--- Stored rows ---
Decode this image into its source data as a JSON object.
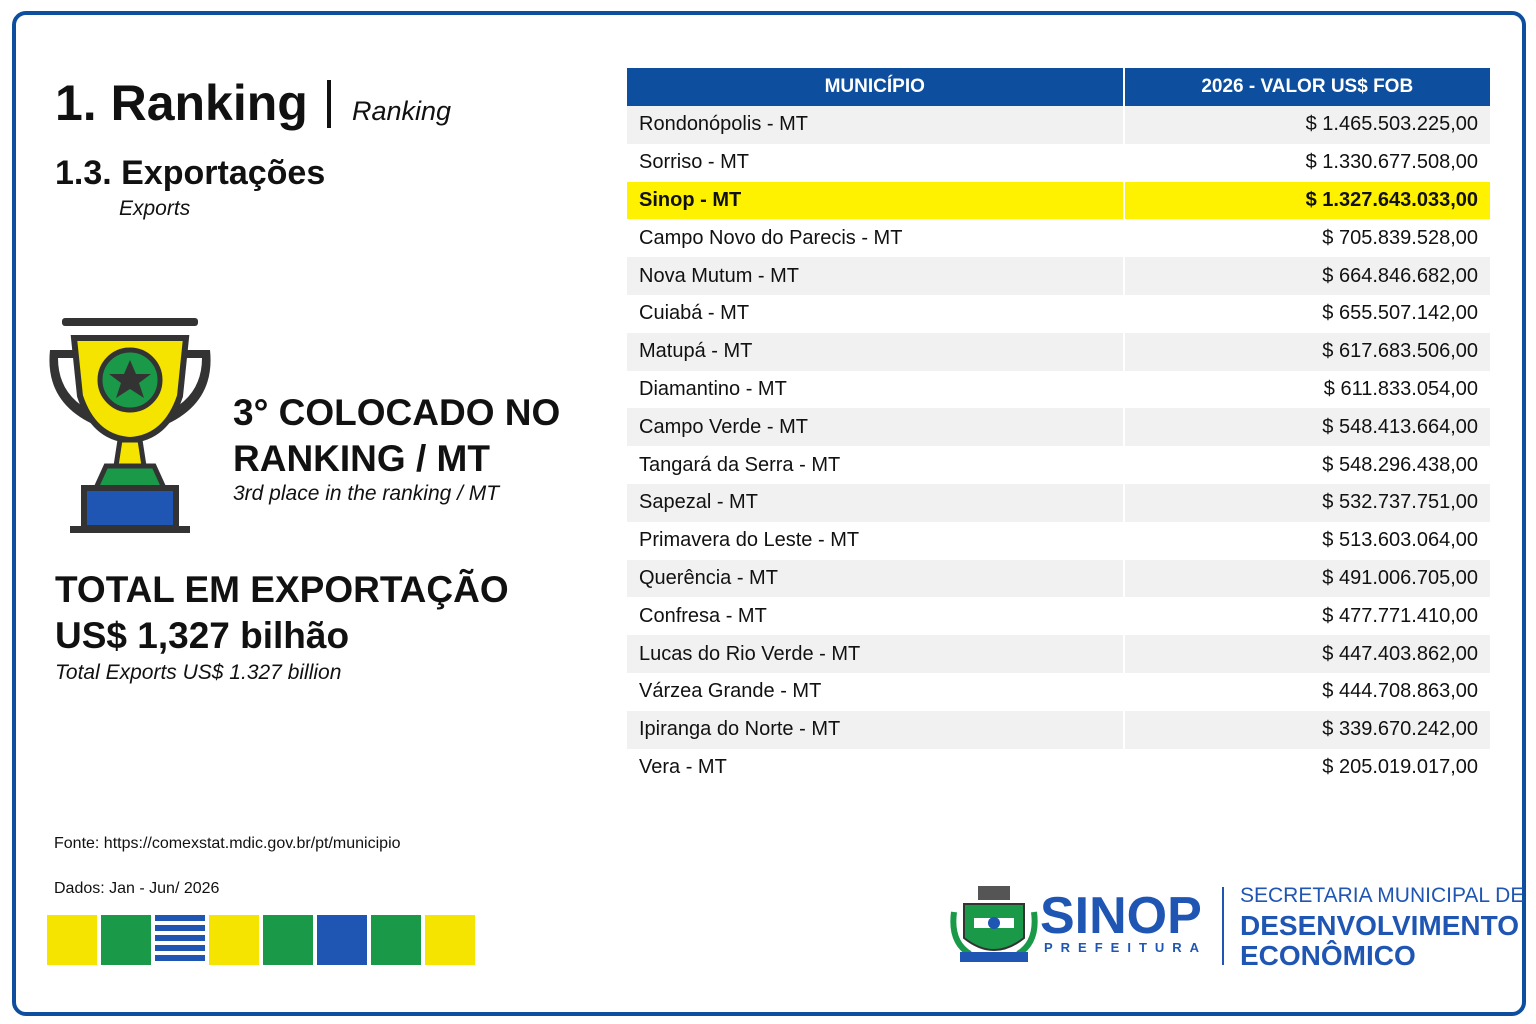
{
  "header": {
    "title": "1. Ranking",
    "subtitle": "Ranking"
  },
  "section": {
    "title": "1.3. Exportações",
    "subtitle": "Exports"
  },
  "rank": {
    "line1": "3° COLOCADO NO",
    "line2": "RANKING / MT",
    "caption": "3rd place in the ranking / MT"
  },
  "total": {
    "line1": "TOTAL EM EXPORTAÇÃO",
    "line2": "US$ 1,327 bilhão",
    "caption": "Total Exports US$ 1.327 billion"
  },
  "footer": {
    "source": "Fonte: https://comexstat.mdic.gov.br/pt/municipio",
    "period": "Dados: Jan - Jun/ 2026"
  },
  "logo": {
    "name": "SINOP",
    "tagline": "PREFEITURA",
    "dept1": "SECRETARIA MUNICIPAL DE",
    "dept2": "DESENVOLVIMENTO",
    "dept3": "ECONÔMICO"
  },
  "table": {
    "headers": [
      "MUNICÍPIO",
      "2026 - VALOR US$ FOB"
    ],
    "highlight_index": 2,
    "rows": [
      [
        "Rondonópolis - MT",
        "$ 1.465.503.225,00"
      ],
      [
        "Sorriso - MT",
        "$ 1.330.677.508,00"
      ],
      [
        "Sinop - MT",
        "$ 1.327.643.033,00"
      ],
      [
        "Campo Novo do Parecis - MT",
        "$ 705.839.528,00"
      ],
      [
        "Nova Mutum - MT",
        "$ 664.846.682,00"
      ],
      [
        "Cuiabá - MT",
        "$ 655.507.142,00"
      ],
      [
        "Matupá - MT",
        "$ 617.683.506,00"
      ],
      [
        "Diamantino - MT",
        "$ 611.833.054,00"
      ],
      [
        "Campo Verde - MT",
        "$ 548.413.664,00"
      ],
      [
        "Tangará da Serra - MT",
        "$ 548.296.438,00"
      ],
      [
        "Sapezal - MT",
        "$ 532.737.751,00"
      ],
      [
        "Primavera do Leste - MT",
        "$ 513.603.064,00"
      ],
      [
        "Querência - MT",
        "$ 491.006.705,00"
      ],
      [
        "Confresa - MT",
        "$ 477.771.410,00"
      ],
      [
        "Lucas do Rio Verde - MT",
        "$ 447.403.862,00"
      ],
      [
        "Várzea Grande - MT",
        "$ 444.708.863,00"
      ],
      [
        "Ipiranga do Norte - MT",
        "$ 339.670.242,00"
      ],
      [
        "Vera - MT",
        "$ 205.019.017,00"
      ]
    ]
  }
}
---
_What you need to do_
Show each line holding the word "Campo".

_Result for this exercise_
        "Campo Novo do Parecis - MT",
        "Campo Verde - MT",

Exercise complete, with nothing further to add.